→ **Data in this exercise**
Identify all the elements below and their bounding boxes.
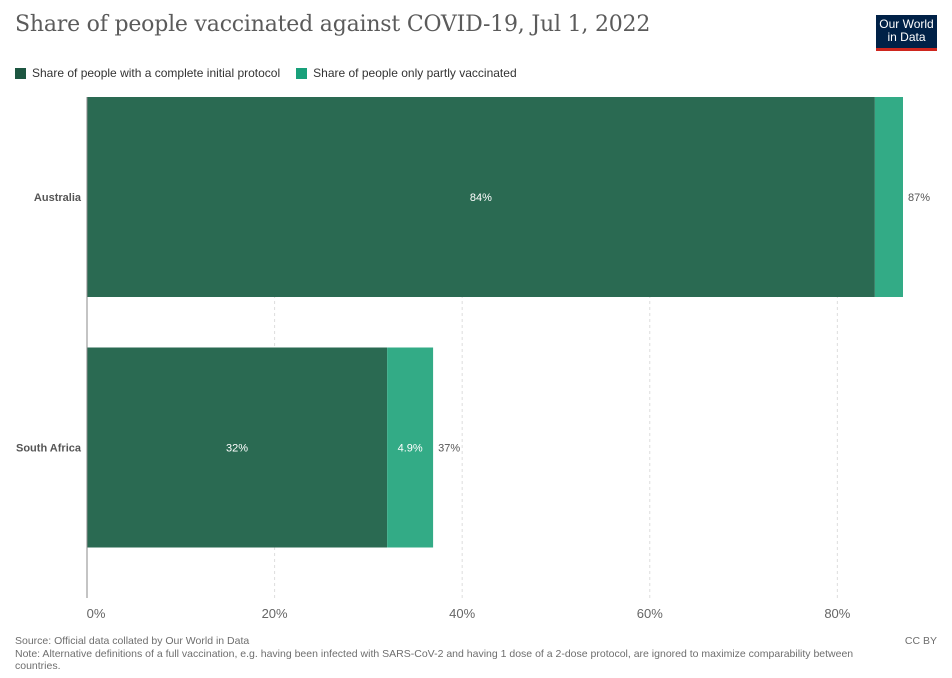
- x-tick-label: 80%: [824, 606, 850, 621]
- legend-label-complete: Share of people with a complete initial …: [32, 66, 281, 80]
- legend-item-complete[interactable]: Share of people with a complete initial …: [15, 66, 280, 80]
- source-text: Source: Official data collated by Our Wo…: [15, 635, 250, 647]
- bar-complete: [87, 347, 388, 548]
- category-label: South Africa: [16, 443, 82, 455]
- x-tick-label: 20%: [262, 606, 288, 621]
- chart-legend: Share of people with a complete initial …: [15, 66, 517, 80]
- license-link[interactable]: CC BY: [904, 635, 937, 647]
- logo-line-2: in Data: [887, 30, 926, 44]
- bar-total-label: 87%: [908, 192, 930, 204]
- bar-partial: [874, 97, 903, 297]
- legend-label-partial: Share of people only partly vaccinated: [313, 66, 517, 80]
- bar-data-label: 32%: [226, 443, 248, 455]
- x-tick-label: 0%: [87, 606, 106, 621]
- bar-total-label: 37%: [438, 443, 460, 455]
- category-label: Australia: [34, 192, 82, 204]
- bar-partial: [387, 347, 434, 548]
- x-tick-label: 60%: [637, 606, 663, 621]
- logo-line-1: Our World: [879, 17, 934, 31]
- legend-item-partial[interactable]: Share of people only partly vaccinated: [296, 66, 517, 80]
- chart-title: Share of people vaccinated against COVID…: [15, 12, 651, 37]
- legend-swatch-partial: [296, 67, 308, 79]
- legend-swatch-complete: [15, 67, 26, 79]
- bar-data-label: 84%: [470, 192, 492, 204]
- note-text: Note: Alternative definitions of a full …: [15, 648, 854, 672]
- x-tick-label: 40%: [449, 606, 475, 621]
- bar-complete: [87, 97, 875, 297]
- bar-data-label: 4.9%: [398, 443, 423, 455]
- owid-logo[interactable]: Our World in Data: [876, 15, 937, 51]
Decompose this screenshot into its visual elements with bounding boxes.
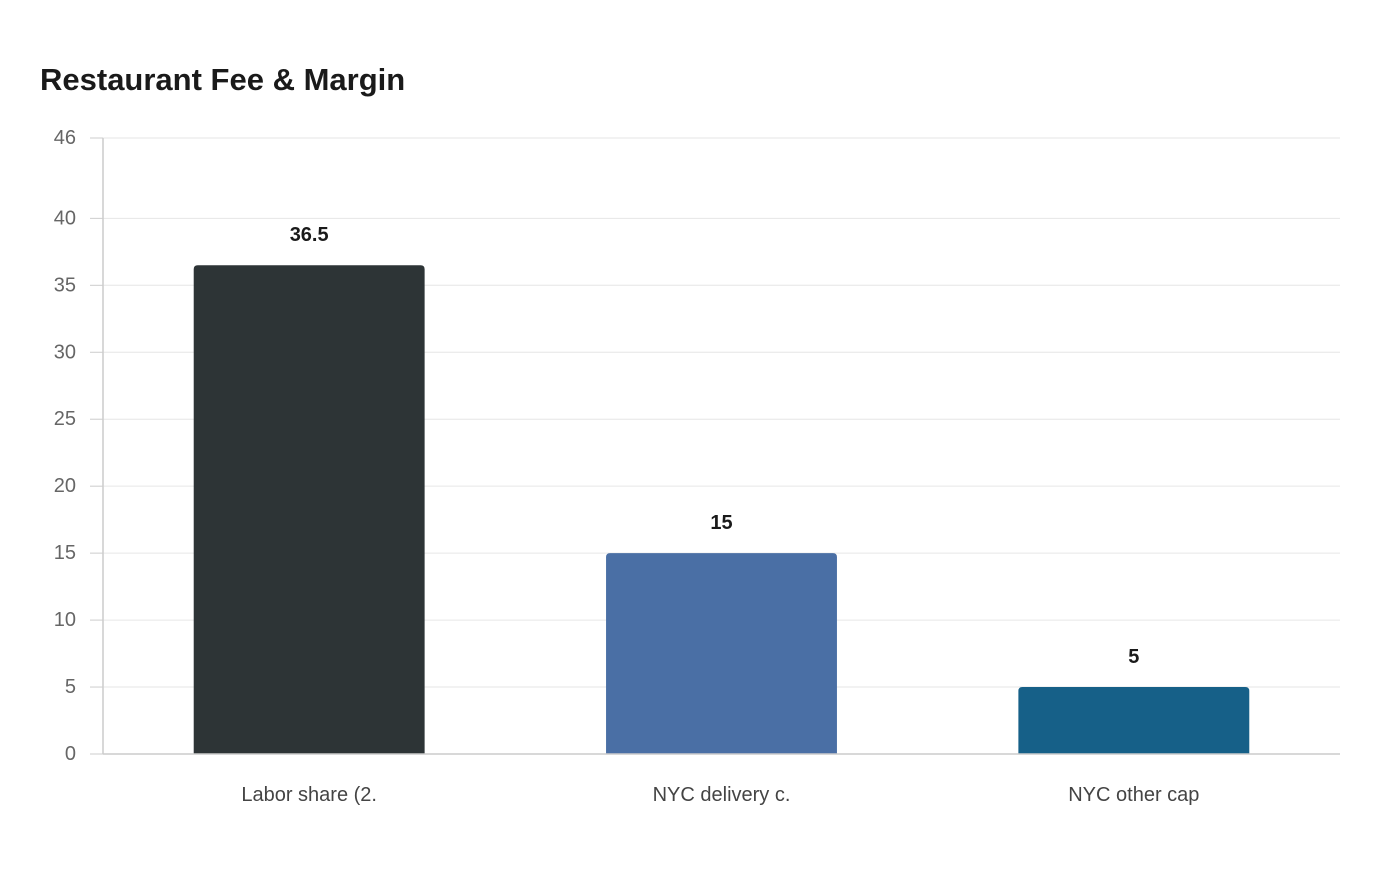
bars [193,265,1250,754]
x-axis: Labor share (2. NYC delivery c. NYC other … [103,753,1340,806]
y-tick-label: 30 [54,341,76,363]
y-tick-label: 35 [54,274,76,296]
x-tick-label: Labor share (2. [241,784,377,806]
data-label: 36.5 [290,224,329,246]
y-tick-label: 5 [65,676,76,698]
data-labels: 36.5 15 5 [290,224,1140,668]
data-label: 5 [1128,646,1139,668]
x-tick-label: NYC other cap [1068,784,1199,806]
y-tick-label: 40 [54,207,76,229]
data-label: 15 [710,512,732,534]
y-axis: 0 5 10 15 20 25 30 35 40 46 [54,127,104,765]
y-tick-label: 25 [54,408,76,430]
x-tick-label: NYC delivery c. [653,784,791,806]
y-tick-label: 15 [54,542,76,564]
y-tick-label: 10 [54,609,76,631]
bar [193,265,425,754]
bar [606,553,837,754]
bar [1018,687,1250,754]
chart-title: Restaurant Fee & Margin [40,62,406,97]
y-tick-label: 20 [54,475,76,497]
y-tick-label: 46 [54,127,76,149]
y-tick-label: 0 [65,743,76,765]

→ **What you have to do**
Can you turn every line of both items above into a single numbered list, skipping any blank lines and leaving out the pictures?

→ **Response to this task**
1. Identify all the elements below and their bounding boxes.
2. - x-tick-label: 80%: [824, 606, 850, 621]
3. - legend-label-complete: Share of people with a complete initial …: [32, 66, 281, 80]
4. - legend-item-complete[interactable]: Share of people with a complete initial …: [15, 66, 280, 80]
5. - source-text: Source: Official data collated by Our Wo…: [15, 635, 250, 647]
6. - bar-complete: [87, 347, 388, 548]
7. - category-label: South Africa: [16, 443, 82, 455]
8. - x-tick-label: 20%: [262, 606, 288, 621]
9. - chart-legend: Share of people with a complete initial …: [15, 66, 517, 80]
10. - license-link[interactable]: CC BY: [904, 635, 937, 647]
11. - logo-line-2: in Data: [887, 30, 926, 44]
12. - bar-total-label: 87%: [908, 192, 930, 204]
13. - bar-partial: [874, 97, 903, 297]
14. - legend-label-partial: Share of people only partly vaccinated: [313, 66, 517, 80]
15. - bar-data-label: 32%: [226, 443, 248, 455]
16. - x-tick-label: 0%: [87, 606, 106, 621]
17. - bar-total-label: 37%: [438, 443, 460, 455]
18. - category-label: Australia: [34, 192, 82, 204]
19. - bar-partial: [387, 347, 434, 548]
20. - x-tick-label: 60%: [637, 606, 663, 621]
21. - logo-line-1: Our World: [879, 17, 934, 31]
22. - legend-item-partial[interactable]: Share of people only partly vaccinated: [296, 66, 517, 80]
23. - chart-title: Share of people vaccinated against COVID…: [15, 12, 651, 37]
24. - legend-swatch-partial: [296, 67, 308, 79]
25. - legend-swatch-complete: [15, 67, 26, 79]
26. - bar-data-label: 84%: [470, 192, 492, 204]
27. - note-text: Note: Alternative definitions of a full …: [15, 648, 854, 672]
28. - x-tick-label: 40%: [449, 606, 475, 621]
29. - bar-complete: [87, 97, 875, 297]
30. - bar-data-label: 4.9%: [398, 443, 423, 455]
31. - owid-logo[interactable]: Our World in Data: [876, 15, 937, 51]
32. Decompose this screenshot into its visual elements with bounding boxes.
33. bars [193,265,1250,754]
34. x-axis: Labor share (2. NYC delivery c. NYC other … [103,753,1340,806]
35. y-tick-label: 30 [54,341,76,363]
36. y-tick-label: 35 [54,274,76,296]
37. x-tick-label: Labor share (2. [241,784,377,806]
38. data-label: 36.5 [290,224,329,246]
39. y-tick-label: 5 [65,676,76,698]
40. data-labels: 36.5 15 5 [290,224,1140,668]
41. data-label: 5 [1128,646,1139,668]
42. x-tick-label: NYC other cap [1068,784,1199,806]
43. y-tick-label: 40 [54,207,76,229]
44. data-label: 15 [710,512,732,534]
45. y-axis: 0 5 10 15 20 25 30 35 40 46 [54,127,104,765]
46. y-tick-label: 25 [54,408,76,430]
47. x-tick-label: NYC delivery c. [653,784,791,806]
48. y-tick-label: 15 [54,542,76,564]
49. y-tick-label: 10 [54,609,76,631]
50. bar [193,265,425,754]
51. bar [606,553,837,754]
52. bar [1018,687,1250,754]
53. chart-title: Restaurant Fee & Margin [40,62,406,97]
54. y-tick-label: 20 [54,475,76,497]
55. y-tick-label: 46 [54,127,76,149]
56. y-tick-label: 0 [65,743,76,765]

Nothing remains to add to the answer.